What to do: Take every line that has the string "SRMTID" and copy it out.

Data to process:
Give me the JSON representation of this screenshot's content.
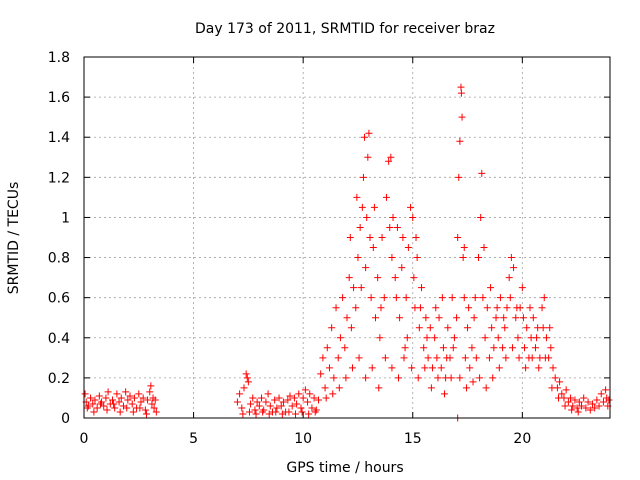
{
  "colors": {
    "series": "#ff0000",
    "grid": "#a0a0a0",
    "axis": "#000000",
    "background": "#ffffff"
  },
  "chart_data": {
    "type": "scatter",
    "title": "Day 173 of 2011, SRMTID for receiver braz",
    "xlabel": "GPS time / hours",
    "ylabel": "SRMTID / TECUs",
    "xlim": [
      0,
      24
    ],
    "ylim": [
      0,
      1.8
    ],
    "xticks": [
      0,
      5,
      10,
      15,
      20
    ],
    "yticks": [
      0,
      0.2,
      0.4,
      0.6,
      0.8,
      1,
      1.2,
      1.4,
      1.6,
      1.8
    ],
    "xtick_labels": [
      "0",
      "5",
      "10",
      "15",
      "20"
    ],
    "ytick_labels": [
      "0",
      "0.2",
      "0.4",
      "0.6",
      "0.8",
      "1",
      "1.2",
      "1.4",
      "1.6",
      "1.8"
    ],
    "grid": true,
    "marker": "+",
    "series": [
      {
        "name": "SRMTID",
        "points": [
          [
            0.05,
            0.12
          ],
          [
            0.1,
            0.08
          ],
          [
            0.2,
            0.06
          ],
          [
            0.3,
            0.1
          ],
          [
            0.4,
            0.07
          ],
          [
            0.5,
            0.09
          ],
          [
            0.6,
            0.05
          ],
          [
            0.7,
            0.11
          ],
          [
            0.8,
            0.08
          ],
          [
            0.9,
            0.06
          ],
          [
            1.0,
            0.1
          ],
          [
            1.1,
            0.13
          ],
          [
            1.2,
            0.07
          ],
          [
            1.3,
            0.09
          ],
          [
            1.4,
            0.05
          ],
          [
            1.5,
            0.12
          ],
          [
            1.6,
            0.08
          ],
          [
            1.7,
            0.1
          ],
          [
            1.8,
            0.06
          ],
          [
            1.9,
            0.13
          ],
          [
            2.0,
            0.09
          ],
          [
            2.1,
            0.11
          ],
          [
            2.2,
            0.07
          ],
          [
            2.3,
            0.1
          ],
          [
            2.4,
            0.05
          ],
          [
            2.5,
            0.12
          ],
          [
            2.6,
            0.08
          ],
          [
            2.7,
            0.1
          ],
          [
            2.8,
            0.04
          ],
          [
            2.9,
            0.09
          ],
          [
            3.0,
            0.13
          ],
          [
            3.05,
            0.16
          ],
          [
            3.1,
            0.07
          ],
          [
            3.15,
            0.1
          ],
          [
            3.2,
            0.05
          ],
          [
            3.25,
            0.09
          ],
          [
            3.3,
            0.03
          ],
          [
            0.15,
            0.05
          ],
          [
            0.45,
            0.03
          ],
          [
            0.75,
            0.07
          ],
          [
            1.05,
            0.04
          ],
          [
            1.35,
            0.07
          ],
          [
            1.65,
            0.03
          ],
          [
            1.95,
            0.05
          ],
          [
            2.25,
            0.03
          ],
          [
            2.55,
            0.05
          ],
          [
            2.85,
            0.02
          ],
          [
            7.0,
            0.08
          ],
          [
            7.1,
            0.12
          ],
          [
            7.2,
            0.05
          ],
          [
            7.3,
            0.15
          ],
          [
            7.4,
            0.22
          ],
          [
            7.45,
            0.2
          ],
          [
            7.5,
            0.18
          ],
          [
            7.6,
            0.07
          ],
          [
            7.7,
            0.1
          ],
          [
            7.8,
            0.04
          ],
          [
            7.9,
            0.08
          ],
          [
            8.0,
            0.06
          ],
          [
            8.1,
            0.1
          ],
          [
            8.2,
            0.04
          ],
          [
            8.3,
            0.08
          ],
          [
            8.4,
            0.12
          ],
          [
            8.5,
            0.06
          ],
          [
            8.6,
            0.03
          ],
          [
            8.7,
            0.09
          ],
          [
            8.8,
            0.05
          ],
          [
            8.9,
            0.1
          ],
          [
            9.0,
            0.06
          ],
          [
            9.1,
            0.08
          ],
          [
            9.2,
            0.03
          ],
          [
            9.3,
            0.09
          ],
          [
            9.4,
            0.11
          ],
          [
            9.5,
            0.06
          ],
          [
            9.6,
            0.1
          ],
          [
            9.7,
            0.07
          ],
          [
            9.8,
            0.12
          ],
          [
            9.9,
            0.05
          ],
          [
            10.0,
            0.1
          ],
          [
            10.1,
            0.14
          ],
          [
            10.2,
            0.08
          ],
          [
            10.3,
            0.12
          ],
          [
            10.4,
            0.05
          ],
          [
            10.5,
            0.1
          ],
          [
            10.6,
            0.04
          ],
          [
            10.7,
            0.09
          ],
          [
            7.25,
            0.02
          ],
          [
            7.55,
            0.03
          ],
          [
            7.85,
            0.02
          ],
          [
            8.15,
            0.03
          ],
          [
            8.45,
            0.02
          ],
          [
            8.75,
            0.03
          ],
          [
            9.05,
            0.02
          ],
          [
            9.35,
            0.03
          ],
          [
            9.65,
            0.02
          ],
          [
            9.95,
            0.03
          ],
          [
            10.25,
            0.02
          ],
          [
            10.55,
            0.03
          ],
          [
            10.8,
            0.22
          ],
          [
            10.9,
            0.3
          ],
          [
            11.0,
            0.15
          ],
          [
            11.1,
            0.35
          ],
          [
            11.2,
            0.25
          ],
          [
            11.3,
            0.45
          ],
          [
            11.4,
            0.2
          ],
          [
            11.5,
            0.55
          ],
          [
            11.6,
            0.3
          ],
          [
            11.7,
            0.4
          ],
          [
            11.8,
            0.6
          ],
          [
            11.9,
            0.35
          ],
          [
            12.0,
            0.5
          ],
          [
            12.1,
            0.7
          ],
          [
            12.2,
            0.45
          ],
          [
            12.3,
            0.65
          ],
          [
            12.4,
            0.55
          ],
          [
            12.5,
            0.8
          ],
          [
            12.6,
            0.95
          ],
          [
            12.7,
            1.05
          ],
          [
            12.75,
            1.2
          ],
          [
            12.8,
            1.4
          ],
          [
            12.85,
            0.75
          ],
          [
            12.9,
            1.0
          ],
          [
            12.95,
            1.3
          ],
          [
            13.0,
            1.42
          ],
          [
            13.05,
            0.9
          ],
          [
            13.1,
            0.6
          ],
          [
            13.2,
            0.85
          ],
          [
            13.3,
            0.5
          ],
          [
            13.4,
            0.7
          ],
          [
            13.5,
            0.4
          ],
          [
            13.6,
            0.9
          ],
          [
            13.7,
            0.6
          ],
          [
            13.8,
            1.1
          ],
          [
            13.9,
            1.28
          ],
          [
            14.0,
            1.3
          ],
          [
            14.05,
            0.8
          ],
          [
            14.1,
            1.0
          ],
          [
            14.2,
            0.7
          ],
          [
            14.3,
            0.95
          ],
          [
            14.4,
            0.5
          ],
          [
            14.5,
            0.75
          ],
          [
            14.6,
            0.3
          ],
          [
            14.7,
            0.6
          ],
          [
            14.8,
            0.85
          ],
          [
            14.9,
            1.05
          ],
          [
            15.0,
            1.0
          ],
          [
            15.05,
            0.7
          ],
          [
            15.1,
            0.55
          ],
          [
            15.2,
            0.8
          ],
          [
            15.3,
            0.45
          ],
          [
            15.4,
            0.65
          ],
          [
            15.5,
            0.35
          ],
          [
            15.6,
            0.5
          ],
          [
            15.7,
            0.3
          ],
          [
            15.8,
            0.45
          ],
          [
            15.9,
            0.25
          ],
          [
            16.0,
            0.4
          ],
          [
            16.1,
            0.3
          ],
          [
            16.2,
            0.5
          ],
          [
            16.3,
            0.25
          ],
          [
            16.4,
            0.35
          ],
          [
            16.5,
            0.2
          ],
          [
            16.6,
            0.45
          ],
          [
            16.7,
            0.3
          ],
          [
            16.8,
            0.6
          ],
          [
            16.9,
            0.4
          ],
          [
            17.0,
            0.5
          ],
          [
            17.05,
            0.9
          ],
          [
            17.1,
            1.2
          ],
          [
            17.15,
            1.38
          ],
          [
            17.2,
            1.65
          ],
          [
            17.22,
            1.62
          ],
          [
            17.25,
            1.5
          ],
          [
            17.3,
            0.8
          ],
          [
            17.35,
            0.6
          ],
          [
            17.4,
            0.3
          ],
          [
            17.5,
            0.45
          ],
          [
            17.6,
            0.25
          ],
          [
            17.7,
            0.35
          ],
          [
            17.8,
            0.5
          ],
          [
            17.9,
            0.3
          ],
          [
            18.0,
            0.8
          ],
          [
            18.1,
            1.0
          ],
          [
            18.15,
            1.22
          ],
          [
            18.2,
            0.6
          ],
          [
            18.3,
            0.4
          ],
          [
            18.4,
            0.55
          ],
          [
            18.5,
            0.3
          ],
          [
            18.6,
            0.45
          ],
          [
            18.7,
            0.35
          ],
          [
            18.8,
            0.5
          ],
          [
            18.9,
            0.4
          ],
          [
            19.0,
            0.6
          ],
          [
            19.1,
            0.35
          ],
          [
            19.2,
            0.45
          ],
          [
            19.3,
            0.55
          ],
          [
            19.4,
            0.7
          ],
          [
            19.5,
            0.8
          ],
          [
            19.6,
            0.75
          ],
          [
            19.7,
            0.5
          ],
          [
            19.8,
            0.4
          ],
          [
            19.9,
            0.55
          ],
          [
            20.0,
            0.65
          ],
          [
            20.1,
            0.35
          ],
          [
            20.2,
            0.45
          ],
          [
            20.3,
            0.3
          ],
          [
            20.4,
            0.4
          ],
          [
            20.5,
            0.5
          ],
          [
            20.6,
            0.35
          ],
          [
            20.7,
            0.45
          ],
          [
            20.8,
            0.3
          ],
          [
            20.9,
            0.55
          ],
          [
            21.0,
            0.6
          ],
          [
            21.1,
            0.4
          ],
          [
            21.2,
            0.3
          ],
          [
            21.3,
            0.35
          ],
          [
            21.4,
            0.25
          ],
          [
            21.5,
            0.2
          ],
          [
            21.6,
            0.15
          ],
          [
            21.7,
            0.18
          ],
          [
            21.8,
            0.12
          ],
          [
            21.9,
            0.1
          ],
          [
            22.0,
            0.14
          ],
          [
            22.1,
            0.08
          ],
          [
            22.2,
            0.1
          ],
          [
            22.3,
            0.06
          ],
          [
            22.4,
            0.09
          ],
          [
            22.5,
            0.05
          ],
          [
            22.6,
            0.08
          ],
          [
            22.7,
            0.06
          ],
          [
            22.8,
            0.1
          ],
          [
            22.9,
            0.05
          ],
          [
            23.0,
            0.08
          ],
          [
            23.1,
            0.04
          ],
          [
            23.2,
            0.07
          ],
          [
            23.3,
            0.05
          ],
          [
            23.4,
            0.09
          ],
          [
            23.5,
            0.06
          ],
          [
            23.6,
            0.12
          ],
          [
            23.7,
            0.08
          ],
          [
            23.8,
            0.14
          ],
          [
            23.85,
            0.1
          ],
          [
            23.9,
            0.06
          ],
          [
            23.95,
            0.09
          ],
          [
            11.05,
            0.1
          ],
          [
            11.35,
            0.12
          ],
          [
            11.65,
            0.15
          ],
          [
            11.95,
            0.2
          ],
          [
            12.25,
            0.25
          ],
          [
            12.55,
            0.3
          ],
          [
            12.85,
            0.2
          ],
          [
            13.15,
            0.25
          ],
          [
            13.45,
            0.15
          ],
          [
            13.75,
            0.3
          ],
          [
            14.05,
            0.25
          ],
          [
            14.35,
            0.2
          ],
          [
            14.65,
            0.35
          ],
          [
            14.95,
            0.25
          ],
          [
            15.25,
            0.2
          ],
          [
            15.55,
            0.25
          ],
          [
            15.85,
            0.15
          ],
          [
            16.15,
            0.2
          ],
          [
            16.45,
            0.12
          ],
          [
            16.75,
            0.2
          ],
          [
            17.05,
            0.0
          ],
          [
            17.15,
            0.2
          ],
          [
            17.45,
            0.15
          ],
          [
            17.75,
            0.18
          ],
          [
            18.05,
            0.2
          ],
          [
            18.35,
            0.15
          ],
          [
            18.65,
            0.2
          ],
          [
            18.95,
            0.25
          ],
          [
            19.25,
            0.3
          ],
          [
            19.55,
            0.35
          ],
          [
            19.85,
            0.3
          ],
          [
            20.15,
            0.25
          ],
          [
            20.45,
            0.3
          ],
          [
            20.75,
            0.25
          ],
          [
            21.05,
            0.3
          ],
          [
            21.35,
            0.15
          ],
          [
            21.65,
            0.1
          ],
          [
            21.95,
            0.06
          ],
          [
            22.25,
            0.04
          ],
          [
            22.55,
            0.03
          ],
          [
            12.15,
            0.9
          ],
          [
            12.45,
            1.1
          ],
          [
            12.65,
            0.65
          ],
          [
            13.25,
            1.05
          ],
          [
            13.55,
            0.55
          ],
          [
            13.95,
            0.95
          ],
          [
            14.25,
            0.6
          ],
          [
            14.55,
            0.9
          ],
          [
            14.75,
            0.4
          ],
          [
            15.15,
            0.9
          ],
          [
            15.35,
            0.55
          ],
          [
            15.65,
            0.4
          ],
          [
            16.05,
            0.55
          ],
          [
            16.35,
            0.6
          ],
          [
            16.55,
            0.3
          ],
          [
            16.85,
            0.35
          ],
          [
            17.35,
            0.85
          ],
          [
            17.55,
            0.55
          ],
          [
            17.85,
            0.6
          ],
          [
            18.25,
            0.85
          ],
          [
            18.55,
            0.65
          ],
          [
            18.85,
            0.55
          ],
          [
            19.15,
            0.5
          ],
          [
            19.45,
            0.6
          ],
          [
            19.75,
            0.55
          ],
          [
            20.05,
            0.5
          ],
          [
            20.35,
            0.55
          ],
          [
            20.65,
            0.4
          ],
          [
            20.95,
            0.45
          ],
          [
            21.25,
            0.45
          ]
        ]
      }
    ]
  }
}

Solution below:
    "title": "Day 173 of 2011, SRMTID for receiver braz",
    "ylabel": "SRMTID / TECUs",
        "name": "SRMTID",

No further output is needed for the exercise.